▶ Set problem: Pull every line with the word "name" out of the entries below.

▶ Provided records:
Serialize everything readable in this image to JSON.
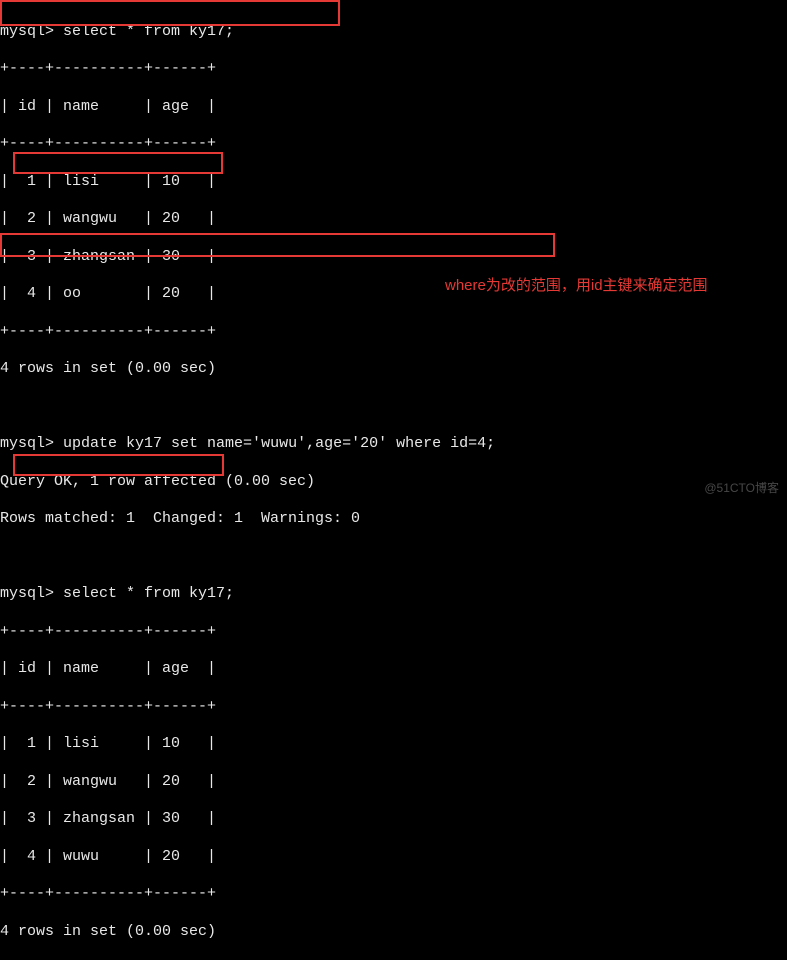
{
  "prompt": "mysql>",
  "queries": {
    "select1": "select * from ky17;",
    "update": "update ky17 set name='wuwu',age='20' where id=4;",
    "select2": "select * from ky17;"
  },
  "table_border_top": "+----+----------+------+",
  "table_border_mid": "+----+----------+------+",
  "table_border_bot": "+----+----------+------+",
  "header_row": "| id | name     | age  |",
  "rows_before": [
    "|  1 | lisi     | 10   |",
    "|  2 | wangwu   | 20   |",
    "|  3 | zhangsan | 30   |",
    "|  4 | oo       | 20   |"
  ],
  "rows_after": [
    "|  1 | lisi     | 10   |",
    "|  2 | wangwu   | 20   |",
    "|  3 | zhangsan | 30   |",
    "|  4 | wuwu     | 20   |"
  ],
  "result_count": "4 rows in set (0.00 sec)",
  "update_ok": "Query OK, 1 row affected (0.00 sec)",
  "update_summary": "Rows matched: 1  Changed: 1  Warnings: 0",
  "annotation": "where为改的范围，用id主键来确定范围",
  "watermark": "@51CTO博客",
  "highlight_color": "#e53935"
}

▶ Exercise output:
    "update": "update ky17 set name='wuwu',age='20' where id=4;",
  "header_row": "| id | name     | age  |",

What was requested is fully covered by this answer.